* **ENTRIES SHOWN**:
-- START --
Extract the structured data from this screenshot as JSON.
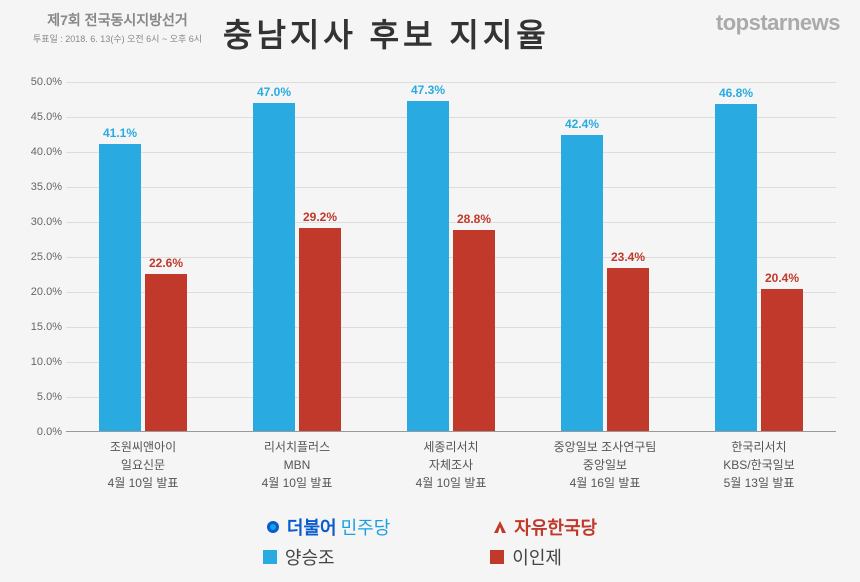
{
  "header": {
    "small_line1": "제7회 전국동시지방선거",
    "small_line2": "투표일 : 2018. 6. 13(수) 오전 6시 ~ 오후 6시",
    "title": "충남지사 후보 지지율",
    "logo": "topstarnews"
  },
  "chart": {
    "type": "bar",
    "y_max": 50,
    "y_tick_step": 5,
    "y_tick_suffix": "%",
    "grid_color": "#ddd",
    "baseline_color": "#999",
    "series": [
      {
        "key": "s1",
        "color": "#29abe2",
        "label_color": "#29abe2"
      },
      {
        "key": "s2",
        "color": "#c0392b",
        "label_color": "#c0392b"
      }
    ],
    "groups": [
      {
        "x1": "조원씨앤아이",
        "x2": "일요신문",
        "x3": "4월 10일 발표",
        "s1": 41.1,
        "s2": 22.6
      },
      {
        "x1": "리서치플러스",
        "x2": "MBN",
        "x3": "4월 10일 발표",
        "s1": 47.0,
        "s2": 29.2
      },
      {
        "x1": "세종리서치",
        "x2": "자체조사",
        "x3": "4월 10일 발표",
        "s1": 47.3,
        "s2": 28.8
      },
      {
        "x1": "중앙일보 조사연구팀",
        "x2": "중앙일보",
        "x3": "4월 16일 발표",
        "s1": 42.4,
        "s2": 23.4
      },
      {
        "x1": "한국리서치",
        "x2": "KBS/한국일보",
        "x3": "5월 13일 발표",
        "s1": 46.8,
        "s2": 20.4
      }
    ]
  },
  "legend": {
    "party1_a": "더불어",
    "party1_b": "민주당",
    "cand1": "양승조",
    "party2_a": "자유한국당",
    "cand2": "이인제",
    "swatch1": "#29abe2",
    "swatch2": "#c0392b"
  }
}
-- END --
* **WORK REQUIRED**: Using the records above, output their complete text exactly, minus any images.

* **CORRECT RESPONSE**:
Extract the structured data from this screenshot as JSON.
{
  "header": {
    "small_line1": "제7회 전국동시지방선거",
    "small_line2": "투표일 : 2018. 6. 13(수) 오전 6시 ~ 오후 6시",
    "title": "충남지사 후보 지지율",
    "logo": "topstarnews"
  },
  "chart": {
    "type": "bar",
    "y_max": 50,
    "y_tick_step": 5,
    "y_tick_suffix": "%",
    "grid_color": "#ddd",
    "baseline_color": "#999",
    "series": [
      {
        "key": "s1",
        "color": "#29abe2",
        "label_color": "#29abe2"
      },
      {
        "key": "s2",
        "color": "#c0392b",
        "label_color": "#c0392b"
      }
    ],
    "groups": [
      {
        "x1": "조원씨앤아이",
        "x2": "일요신문",
        "x3": "4월 10일 발표",
        "s1": 41.1,
        "s2": 22.6
      },
      {
        "x1": "리서치플러스",
        "x2": "MBN",
        "x3": "4월 10일 발표",
        "s1": 47.0,
        "s2": 29.2
      },
      {
        "x1": "세종리서치",
        "x2": "자체조사",
        "x3": "4월 10일 발표",
        "s1": 47.3,
        "s2": 28.8
      },
      {
        "x1": "중앙일보 조사연구팀",
        "x2": "중앙일보",
        "x3": "4월 16일 발표",
        "s1": 42.4,
        "s2": 23.4
      },
      {
        "x1": "한국리서치",
        "x2": "KBS/한국일보",
        "x3": "5월 13일 발표",
        "s1": 46.8,
        "s2": 20.4
      }
    ]
  },
  "legend": {
    "party1_a": "더불어",
    "party1_b": "민주당",
    "cand1": "양승조",
    "party2_a": "자유한국당",
    "cand2": "이인제",
    "swatch1": "#29abe2",
    "swatch2": "#c0392b"
  }
}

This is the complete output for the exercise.